→ What you are asked to do:
Wherever the word "name" appears in a line, copy that line.

(Data listing)
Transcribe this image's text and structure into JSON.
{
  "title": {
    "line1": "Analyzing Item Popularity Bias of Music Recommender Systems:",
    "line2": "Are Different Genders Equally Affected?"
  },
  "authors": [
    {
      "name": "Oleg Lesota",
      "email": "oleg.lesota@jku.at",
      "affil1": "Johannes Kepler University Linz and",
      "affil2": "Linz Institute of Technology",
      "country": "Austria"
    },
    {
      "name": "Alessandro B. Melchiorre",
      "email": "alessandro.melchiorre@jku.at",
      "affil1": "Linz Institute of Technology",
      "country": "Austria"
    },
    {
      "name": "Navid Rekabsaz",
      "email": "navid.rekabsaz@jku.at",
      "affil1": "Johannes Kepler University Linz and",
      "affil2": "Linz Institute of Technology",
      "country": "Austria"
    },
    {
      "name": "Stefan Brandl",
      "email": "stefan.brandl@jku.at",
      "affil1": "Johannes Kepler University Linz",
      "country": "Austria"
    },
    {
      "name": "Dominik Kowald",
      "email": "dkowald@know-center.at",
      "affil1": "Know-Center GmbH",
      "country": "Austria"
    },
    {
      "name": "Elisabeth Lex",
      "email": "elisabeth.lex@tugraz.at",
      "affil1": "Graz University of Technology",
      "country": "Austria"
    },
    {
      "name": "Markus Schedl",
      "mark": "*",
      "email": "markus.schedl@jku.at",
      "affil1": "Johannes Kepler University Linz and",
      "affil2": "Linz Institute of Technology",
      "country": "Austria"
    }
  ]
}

==

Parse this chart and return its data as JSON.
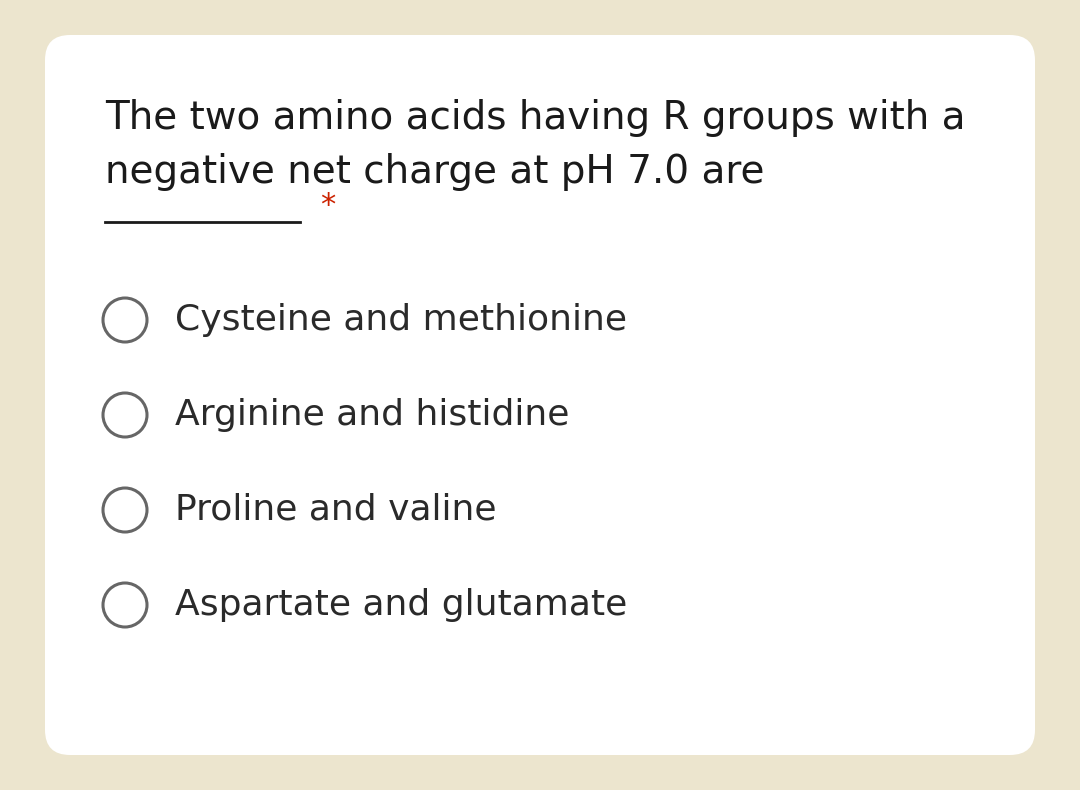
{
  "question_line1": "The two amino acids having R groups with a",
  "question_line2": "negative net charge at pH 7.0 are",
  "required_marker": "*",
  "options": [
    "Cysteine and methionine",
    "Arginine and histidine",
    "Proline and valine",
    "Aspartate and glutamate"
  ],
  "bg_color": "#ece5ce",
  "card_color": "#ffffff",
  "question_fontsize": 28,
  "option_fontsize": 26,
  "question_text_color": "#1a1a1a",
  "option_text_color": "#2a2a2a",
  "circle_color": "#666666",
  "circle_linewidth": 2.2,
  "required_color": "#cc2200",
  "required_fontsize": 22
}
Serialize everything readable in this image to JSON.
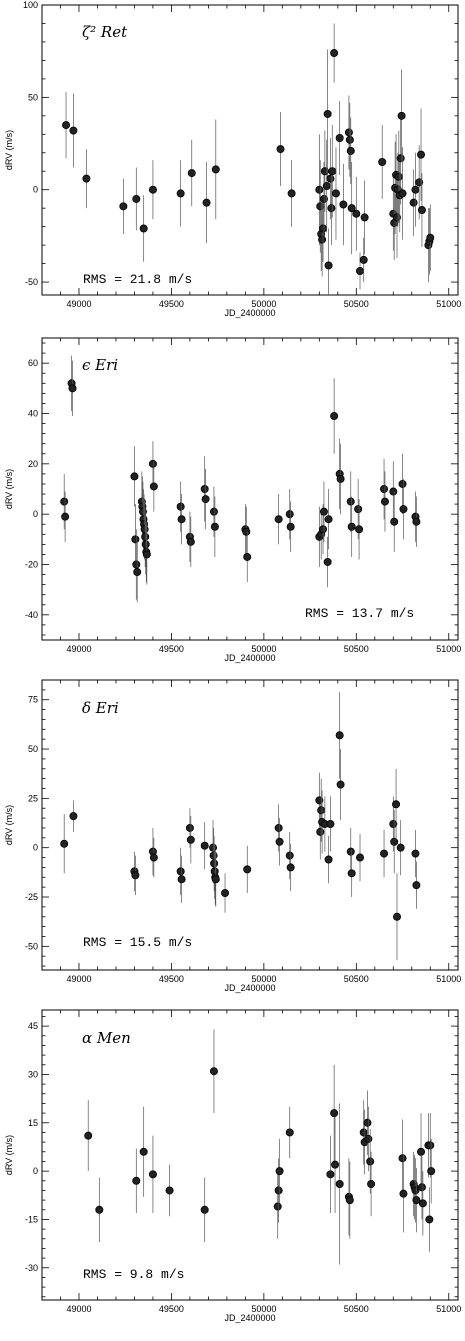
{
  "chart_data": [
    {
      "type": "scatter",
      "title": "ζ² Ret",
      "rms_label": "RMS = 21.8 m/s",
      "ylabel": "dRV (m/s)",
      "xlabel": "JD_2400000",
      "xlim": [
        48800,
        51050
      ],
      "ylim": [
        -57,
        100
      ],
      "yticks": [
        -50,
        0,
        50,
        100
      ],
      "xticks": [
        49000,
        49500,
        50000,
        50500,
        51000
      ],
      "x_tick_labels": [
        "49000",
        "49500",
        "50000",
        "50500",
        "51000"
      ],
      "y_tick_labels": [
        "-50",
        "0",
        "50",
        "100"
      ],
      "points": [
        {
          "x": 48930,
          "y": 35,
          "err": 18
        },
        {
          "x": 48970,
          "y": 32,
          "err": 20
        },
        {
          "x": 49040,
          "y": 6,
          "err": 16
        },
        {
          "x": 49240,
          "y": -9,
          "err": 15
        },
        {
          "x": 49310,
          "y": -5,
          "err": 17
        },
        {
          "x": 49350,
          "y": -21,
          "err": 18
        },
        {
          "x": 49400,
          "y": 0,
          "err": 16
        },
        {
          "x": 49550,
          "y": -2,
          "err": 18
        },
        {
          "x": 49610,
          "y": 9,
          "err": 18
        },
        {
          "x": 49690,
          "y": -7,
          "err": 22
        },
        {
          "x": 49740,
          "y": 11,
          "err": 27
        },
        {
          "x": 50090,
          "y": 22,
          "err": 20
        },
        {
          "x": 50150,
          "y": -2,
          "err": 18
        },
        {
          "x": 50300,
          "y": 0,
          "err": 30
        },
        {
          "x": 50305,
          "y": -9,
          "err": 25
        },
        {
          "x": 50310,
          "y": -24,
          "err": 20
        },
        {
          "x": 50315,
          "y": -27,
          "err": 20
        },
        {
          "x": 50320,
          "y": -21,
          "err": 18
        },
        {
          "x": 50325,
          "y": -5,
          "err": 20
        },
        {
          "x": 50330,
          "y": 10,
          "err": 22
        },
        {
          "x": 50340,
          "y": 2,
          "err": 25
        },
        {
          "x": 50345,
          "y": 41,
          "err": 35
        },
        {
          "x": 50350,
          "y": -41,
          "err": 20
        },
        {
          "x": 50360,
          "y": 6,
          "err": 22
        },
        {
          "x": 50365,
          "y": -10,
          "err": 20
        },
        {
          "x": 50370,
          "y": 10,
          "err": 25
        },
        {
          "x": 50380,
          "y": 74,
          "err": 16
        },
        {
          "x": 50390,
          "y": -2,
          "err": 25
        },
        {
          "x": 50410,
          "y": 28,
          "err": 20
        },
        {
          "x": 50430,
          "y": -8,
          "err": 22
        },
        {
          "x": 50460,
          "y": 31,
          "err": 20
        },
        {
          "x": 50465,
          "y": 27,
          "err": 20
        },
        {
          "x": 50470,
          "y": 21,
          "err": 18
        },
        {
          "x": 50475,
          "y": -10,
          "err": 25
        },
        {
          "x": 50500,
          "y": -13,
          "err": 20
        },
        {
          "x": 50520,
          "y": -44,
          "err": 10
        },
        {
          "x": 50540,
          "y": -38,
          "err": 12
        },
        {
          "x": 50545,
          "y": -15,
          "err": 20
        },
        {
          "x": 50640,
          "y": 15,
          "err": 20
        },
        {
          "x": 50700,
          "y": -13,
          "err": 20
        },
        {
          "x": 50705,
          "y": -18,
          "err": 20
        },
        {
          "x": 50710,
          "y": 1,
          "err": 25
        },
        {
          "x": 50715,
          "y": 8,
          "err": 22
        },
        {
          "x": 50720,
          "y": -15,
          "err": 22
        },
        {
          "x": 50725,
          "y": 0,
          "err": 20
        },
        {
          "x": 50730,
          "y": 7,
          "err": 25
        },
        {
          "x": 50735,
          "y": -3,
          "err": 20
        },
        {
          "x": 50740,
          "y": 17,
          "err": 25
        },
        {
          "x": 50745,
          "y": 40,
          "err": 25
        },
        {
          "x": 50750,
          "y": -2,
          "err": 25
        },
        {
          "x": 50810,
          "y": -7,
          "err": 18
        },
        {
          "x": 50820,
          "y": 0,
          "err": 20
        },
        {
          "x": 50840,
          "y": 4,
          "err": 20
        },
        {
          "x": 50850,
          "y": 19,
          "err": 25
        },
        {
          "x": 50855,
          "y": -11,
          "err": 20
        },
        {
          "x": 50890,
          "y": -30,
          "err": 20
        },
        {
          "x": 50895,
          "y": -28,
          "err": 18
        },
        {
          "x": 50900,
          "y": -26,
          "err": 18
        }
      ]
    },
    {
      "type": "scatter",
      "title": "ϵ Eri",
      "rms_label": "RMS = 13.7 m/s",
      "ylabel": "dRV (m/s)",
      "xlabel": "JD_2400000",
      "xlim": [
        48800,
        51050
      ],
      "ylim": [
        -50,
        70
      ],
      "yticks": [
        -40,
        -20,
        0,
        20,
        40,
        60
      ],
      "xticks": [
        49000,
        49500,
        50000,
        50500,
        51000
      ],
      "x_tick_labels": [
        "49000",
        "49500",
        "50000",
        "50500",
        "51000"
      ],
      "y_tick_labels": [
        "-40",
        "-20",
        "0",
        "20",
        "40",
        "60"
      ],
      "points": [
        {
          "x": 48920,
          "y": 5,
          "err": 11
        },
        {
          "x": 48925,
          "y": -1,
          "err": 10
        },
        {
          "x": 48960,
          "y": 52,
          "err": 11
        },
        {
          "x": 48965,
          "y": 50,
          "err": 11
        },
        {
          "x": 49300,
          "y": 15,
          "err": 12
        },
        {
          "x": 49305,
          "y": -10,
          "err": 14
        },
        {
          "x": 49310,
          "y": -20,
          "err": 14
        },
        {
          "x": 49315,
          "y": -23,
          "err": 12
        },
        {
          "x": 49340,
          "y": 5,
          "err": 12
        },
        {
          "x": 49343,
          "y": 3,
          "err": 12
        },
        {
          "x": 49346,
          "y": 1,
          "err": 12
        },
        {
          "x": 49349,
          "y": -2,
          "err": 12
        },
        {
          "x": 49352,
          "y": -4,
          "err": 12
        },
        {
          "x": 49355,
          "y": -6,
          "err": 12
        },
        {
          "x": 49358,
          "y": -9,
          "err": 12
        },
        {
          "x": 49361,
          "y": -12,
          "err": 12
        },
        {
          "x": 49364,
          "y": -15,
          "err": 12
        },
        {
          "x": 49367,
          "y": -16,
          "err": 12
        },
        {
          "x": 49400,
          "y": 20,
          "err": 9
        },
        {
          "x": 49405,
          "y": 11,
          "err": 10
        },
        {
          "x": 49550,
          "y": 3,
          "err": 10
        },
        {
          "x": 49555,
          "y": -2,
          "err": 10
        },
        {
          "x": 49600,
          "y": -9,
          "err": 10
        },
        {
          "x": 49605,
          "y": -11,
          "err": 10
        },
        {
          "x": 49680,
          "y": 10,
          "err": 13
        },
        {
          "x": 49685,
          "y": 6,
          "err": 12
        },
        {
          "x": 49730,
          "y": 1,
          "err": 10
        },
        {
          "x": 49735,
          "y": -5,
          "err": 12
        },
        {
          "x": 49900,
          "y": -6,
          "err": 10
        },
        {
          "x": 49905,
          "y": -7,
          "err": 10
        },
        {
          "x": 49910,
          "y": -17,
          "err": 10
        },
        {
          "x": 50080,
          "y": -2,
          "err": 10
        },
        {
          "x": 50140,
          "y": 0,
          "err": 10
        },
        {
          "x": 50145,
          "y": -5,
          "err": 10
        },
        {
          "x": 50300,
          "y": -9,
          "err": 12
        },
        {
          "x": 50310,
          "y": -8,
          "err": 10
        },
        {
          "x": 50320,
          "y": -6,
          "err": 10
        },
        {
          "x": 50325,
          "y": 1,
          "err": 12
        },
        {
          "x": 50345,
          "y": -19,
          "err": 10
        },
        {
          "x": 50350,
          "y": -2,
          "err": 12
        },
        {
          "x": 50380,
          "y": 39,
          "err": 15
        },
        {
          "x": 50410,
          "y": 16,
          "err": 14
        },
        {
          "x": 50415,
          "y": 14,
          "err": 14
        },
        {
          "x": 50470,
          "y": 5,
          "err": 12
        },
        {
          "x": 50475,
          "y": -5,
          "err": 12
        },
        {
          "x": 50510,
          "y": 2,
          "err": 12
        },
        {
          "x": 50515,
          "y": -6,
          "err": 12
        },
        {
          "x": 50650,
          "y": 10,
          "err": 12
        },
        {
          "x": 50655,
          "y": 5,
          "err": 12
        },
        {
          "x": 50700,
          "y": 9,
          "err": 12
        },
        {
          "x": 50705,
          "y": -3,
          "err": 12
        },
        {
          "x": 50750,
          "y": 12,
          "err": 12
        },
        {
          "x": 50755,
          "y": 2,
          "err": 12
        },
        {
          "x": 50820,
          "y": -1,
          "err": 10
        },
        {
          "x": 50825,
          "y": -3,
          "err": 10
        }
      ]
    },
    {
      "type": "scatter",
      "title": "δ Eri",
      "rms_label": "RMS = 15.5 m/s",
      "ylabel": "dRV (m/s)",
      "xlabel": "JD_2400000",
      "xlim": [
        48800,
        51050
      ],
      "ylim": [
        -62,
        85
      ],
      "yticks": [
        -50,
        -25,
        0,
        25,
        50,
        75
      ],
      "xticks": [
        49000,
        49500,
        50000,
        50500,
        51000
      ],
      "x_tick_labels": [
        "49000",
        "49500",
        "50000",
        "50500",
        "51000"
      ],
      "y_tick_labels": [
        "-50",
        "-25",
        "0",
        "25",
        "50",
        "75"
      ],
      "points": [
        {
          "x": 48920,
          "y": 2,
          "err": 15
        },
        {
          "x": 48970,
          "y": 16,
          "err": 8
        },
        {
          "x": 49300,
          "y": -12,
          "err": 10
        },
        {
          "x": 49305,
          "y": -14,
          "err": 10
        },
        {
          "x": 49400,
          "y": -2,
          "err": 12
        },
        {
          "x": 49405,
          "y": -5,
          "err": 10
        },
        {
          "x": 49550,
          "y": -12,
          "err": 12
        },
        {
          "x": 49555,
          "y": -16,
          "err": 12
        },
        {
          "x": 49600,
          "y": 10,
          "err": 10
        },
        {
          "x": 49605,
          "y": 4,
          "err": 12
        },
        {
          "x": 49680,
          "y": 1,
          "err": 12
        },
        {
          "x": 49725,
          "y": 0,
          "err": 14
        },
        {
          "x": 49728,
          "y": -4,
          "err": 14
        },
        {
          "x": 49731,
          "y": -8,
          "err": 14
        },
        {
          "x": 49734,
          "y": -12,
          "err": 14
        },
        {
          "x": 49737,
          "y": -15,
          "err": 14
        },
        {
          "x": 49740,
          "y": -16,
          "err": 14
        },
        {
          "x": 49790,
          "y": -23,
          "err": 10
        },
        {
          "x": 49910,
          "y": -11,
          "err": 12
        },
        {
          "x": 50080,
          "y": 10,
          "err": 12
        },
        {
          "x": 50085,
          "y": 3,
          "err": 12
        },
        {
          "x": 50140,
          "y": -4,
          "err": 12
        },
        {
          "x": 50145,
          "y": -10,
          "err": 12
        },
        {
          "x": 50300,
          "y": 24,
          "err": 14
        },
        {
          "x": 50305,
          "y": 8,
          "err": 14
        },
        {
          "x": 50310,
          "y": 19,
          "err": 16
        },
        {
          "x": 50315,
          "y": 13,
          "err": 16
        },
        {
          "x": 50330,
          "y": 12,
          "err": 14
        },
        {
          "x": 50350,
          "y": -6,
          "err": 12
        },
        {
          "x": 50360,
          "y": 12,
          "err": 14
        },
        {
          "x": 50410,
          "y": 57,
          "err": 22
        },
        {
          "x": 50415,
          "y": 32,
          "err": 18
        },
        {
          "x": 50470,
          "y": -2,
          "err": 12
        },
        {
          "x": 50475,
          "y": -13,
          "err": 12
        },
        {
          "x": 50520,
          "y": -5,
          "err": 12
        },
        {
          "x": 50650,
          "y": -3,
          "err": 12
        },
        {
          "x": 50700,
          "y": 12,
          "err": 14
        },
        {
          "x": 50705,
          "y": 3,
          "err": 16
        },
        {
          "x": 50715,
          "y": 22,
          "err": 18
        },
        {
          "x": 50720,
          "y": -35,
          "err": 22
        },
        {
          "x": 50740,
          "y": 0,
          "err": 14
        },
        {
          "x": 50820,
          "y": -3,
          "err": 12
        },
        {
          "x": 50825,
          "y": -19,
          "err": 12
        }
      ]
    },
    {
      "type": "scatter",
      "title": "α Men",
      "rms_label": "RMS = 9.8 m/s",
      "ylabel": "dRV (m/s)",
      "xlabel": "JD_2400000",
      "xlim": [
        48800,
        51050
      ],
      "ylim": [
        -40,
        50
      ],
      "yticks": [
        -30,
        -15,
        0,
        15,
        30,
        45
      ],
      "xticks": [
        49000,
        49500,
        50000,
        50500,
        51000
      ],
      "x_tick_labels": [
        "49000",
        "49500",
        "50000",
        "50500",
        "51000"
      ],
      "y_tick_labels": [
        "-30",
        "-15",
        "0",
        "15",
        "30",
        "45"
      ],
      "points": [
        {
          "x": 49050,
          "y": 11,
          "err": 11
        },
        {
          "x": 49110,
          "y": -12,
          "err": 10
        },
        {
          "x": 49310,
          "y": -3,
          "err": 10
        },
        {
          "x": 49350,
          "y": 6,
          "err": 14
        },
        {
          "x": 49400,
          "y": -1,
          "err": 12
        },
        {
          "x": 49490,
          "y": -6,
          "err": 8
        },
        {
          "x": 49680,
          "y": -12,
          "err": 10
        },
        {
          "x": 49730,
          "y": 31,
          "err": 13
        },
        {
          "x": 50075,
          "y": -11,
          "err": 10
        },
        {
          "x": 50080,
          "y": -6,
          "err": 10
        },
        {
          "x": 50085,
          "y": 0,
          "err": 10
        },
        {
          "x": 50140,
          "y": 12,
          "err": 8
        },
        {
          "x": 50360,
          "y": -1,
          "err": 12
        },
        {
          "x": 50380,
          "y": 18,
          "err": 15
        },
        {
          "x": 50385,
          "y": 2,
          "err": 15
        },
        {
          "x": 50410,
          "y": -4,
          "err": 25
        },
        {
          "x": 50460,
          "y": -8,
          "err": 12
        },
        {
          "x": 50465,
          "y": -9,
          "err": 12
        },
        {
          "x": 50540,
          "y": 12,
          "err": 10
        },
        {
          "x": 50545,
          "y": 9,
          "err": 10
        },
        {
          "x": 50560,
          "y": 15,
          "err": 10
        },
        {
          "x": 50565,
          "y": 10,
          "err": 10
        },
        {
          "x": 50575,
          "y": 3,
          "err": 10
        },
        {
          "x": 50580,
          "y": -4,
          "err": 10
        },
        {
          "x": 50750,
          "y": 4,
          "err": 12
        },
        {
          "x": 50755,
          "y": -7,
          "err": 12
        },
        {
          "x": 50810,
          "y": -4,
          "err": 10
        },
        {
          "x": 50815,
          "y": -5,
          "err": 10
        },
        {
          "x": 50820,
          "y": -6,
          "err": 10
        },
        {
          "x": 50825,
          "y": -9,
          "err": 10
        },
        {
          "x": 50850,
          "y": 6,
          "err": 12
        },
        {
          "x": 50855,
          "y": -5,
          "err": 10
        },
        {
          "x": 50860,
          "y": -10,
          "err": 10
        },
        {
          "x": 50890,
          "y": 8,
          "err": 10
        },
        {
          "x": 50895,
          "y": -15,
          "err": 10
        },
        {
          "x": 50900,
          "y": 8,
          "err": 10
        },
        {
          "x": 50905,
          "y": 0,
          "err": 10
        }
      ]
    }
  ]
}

---

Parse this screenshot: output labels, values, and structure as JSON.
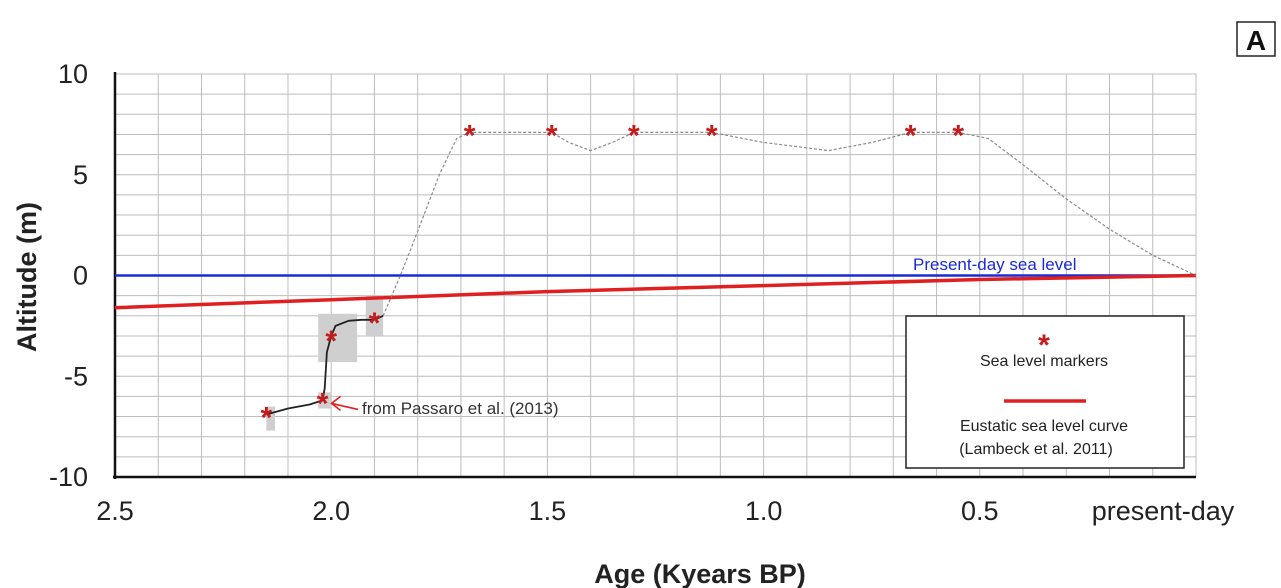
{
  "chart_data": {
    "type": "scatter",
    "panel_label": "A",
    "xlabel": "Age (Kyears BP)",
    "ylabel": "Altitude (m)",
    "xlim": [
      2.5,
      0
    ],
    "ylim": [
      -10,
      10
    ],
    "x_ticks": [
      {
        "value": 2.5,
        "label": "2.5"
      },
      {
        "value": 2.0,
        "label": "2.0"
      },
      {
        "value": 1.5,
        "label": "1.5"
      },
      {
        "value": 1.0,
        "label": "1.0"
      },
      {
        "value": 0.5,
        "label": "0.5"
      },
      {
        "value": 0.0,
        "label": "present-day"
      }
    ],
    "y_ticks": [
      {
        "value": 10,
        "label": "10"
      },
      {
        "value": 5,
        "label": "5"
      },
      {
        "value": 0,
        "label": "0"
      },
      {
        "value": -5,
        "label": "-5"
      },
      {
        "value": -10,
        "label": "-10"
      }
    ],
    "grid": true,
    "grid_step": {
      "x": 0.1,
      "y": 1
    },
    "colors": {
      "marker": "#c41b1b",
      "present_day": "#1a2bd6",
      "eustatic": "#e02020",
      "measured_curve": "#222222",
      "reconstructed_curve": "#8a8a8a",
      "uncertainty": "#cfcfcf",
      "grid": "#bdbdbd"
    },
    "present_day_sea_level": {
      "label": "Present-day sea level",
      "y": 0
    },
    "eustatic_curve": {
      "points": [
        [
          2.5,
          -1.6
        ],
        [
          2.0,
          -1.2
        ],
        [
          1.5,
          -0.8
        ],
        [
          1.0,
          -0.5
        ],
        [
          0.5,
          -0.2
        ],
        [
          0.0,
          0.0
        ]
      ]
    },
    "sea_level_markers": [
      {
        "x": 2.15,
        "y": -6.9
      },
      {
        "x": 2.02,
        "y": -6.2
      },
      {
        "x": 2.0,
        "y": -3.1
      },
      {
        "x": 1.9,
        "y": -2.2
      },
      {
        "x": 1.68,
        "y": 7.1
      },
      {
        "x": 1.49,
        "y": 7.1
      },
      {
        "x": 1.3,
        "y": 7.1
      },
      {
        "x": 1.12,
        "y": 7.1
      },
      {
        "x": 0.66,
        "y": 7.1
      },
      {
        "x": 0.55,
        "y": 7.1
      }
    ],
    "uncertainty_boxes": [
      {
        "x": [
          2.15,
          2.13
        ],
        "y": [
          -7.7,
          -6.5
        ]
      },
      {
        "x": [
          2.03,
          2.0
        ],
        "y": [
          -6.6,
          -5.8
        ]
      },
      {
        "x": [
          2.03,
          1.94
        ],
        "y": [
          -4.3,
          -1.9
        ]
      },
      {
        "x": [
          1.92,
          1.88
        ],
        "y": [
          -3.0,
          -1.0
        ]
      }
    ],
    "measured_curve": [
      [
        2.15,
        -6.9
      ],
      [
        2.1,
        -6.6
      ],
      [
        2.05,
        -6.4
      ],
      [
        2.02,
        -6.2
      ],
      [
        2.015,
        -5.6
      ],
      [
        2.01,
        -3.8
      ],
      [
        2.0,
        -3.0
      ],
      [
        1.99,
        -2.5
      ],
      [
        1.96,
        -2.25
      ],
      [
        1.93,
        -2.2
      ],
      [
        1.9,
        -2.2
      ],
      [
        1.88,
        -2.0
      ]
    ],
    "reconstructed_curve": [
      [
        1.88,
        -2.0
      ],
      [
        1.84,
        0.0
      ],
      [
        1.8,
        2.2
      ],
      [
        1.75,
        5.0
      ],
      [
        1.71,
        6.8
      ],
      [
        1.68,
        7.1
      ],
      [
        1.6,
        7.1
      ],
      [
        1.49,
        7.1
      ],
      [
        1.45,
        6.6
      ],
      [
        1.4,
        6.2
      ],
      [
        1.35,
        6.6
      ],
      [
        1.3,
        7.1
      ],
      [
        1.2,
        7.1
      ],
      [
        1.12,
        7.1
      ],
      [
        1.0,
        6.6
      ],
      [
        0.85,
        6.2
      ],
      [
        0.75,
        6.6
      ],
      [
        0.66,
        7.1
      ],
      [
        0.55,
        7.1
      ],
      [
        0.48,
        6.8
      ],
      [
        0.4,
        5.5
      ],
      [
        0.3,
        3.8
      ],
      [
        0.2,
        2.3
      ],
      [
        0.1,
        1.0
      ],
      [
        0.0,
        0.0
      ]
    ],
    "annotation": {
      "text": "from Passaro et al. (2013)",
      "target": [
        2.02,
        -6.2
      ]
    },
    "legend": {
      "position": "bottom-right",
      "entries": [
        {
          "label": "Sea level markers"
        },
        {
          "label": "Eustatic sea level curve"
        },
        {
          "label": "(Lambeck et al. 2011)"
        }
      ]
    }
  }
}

→ Solution:
      "name": "Oleg Lesota",
      "name": "Alessandro B. Melchiorre",
      "name": "Navid Rekabsaz",
      "name": "Stefan Brandl",
      "name": "Dominik Kowald",
      "name": "Elisabeth Lex",
      "name": "Markus Schedl",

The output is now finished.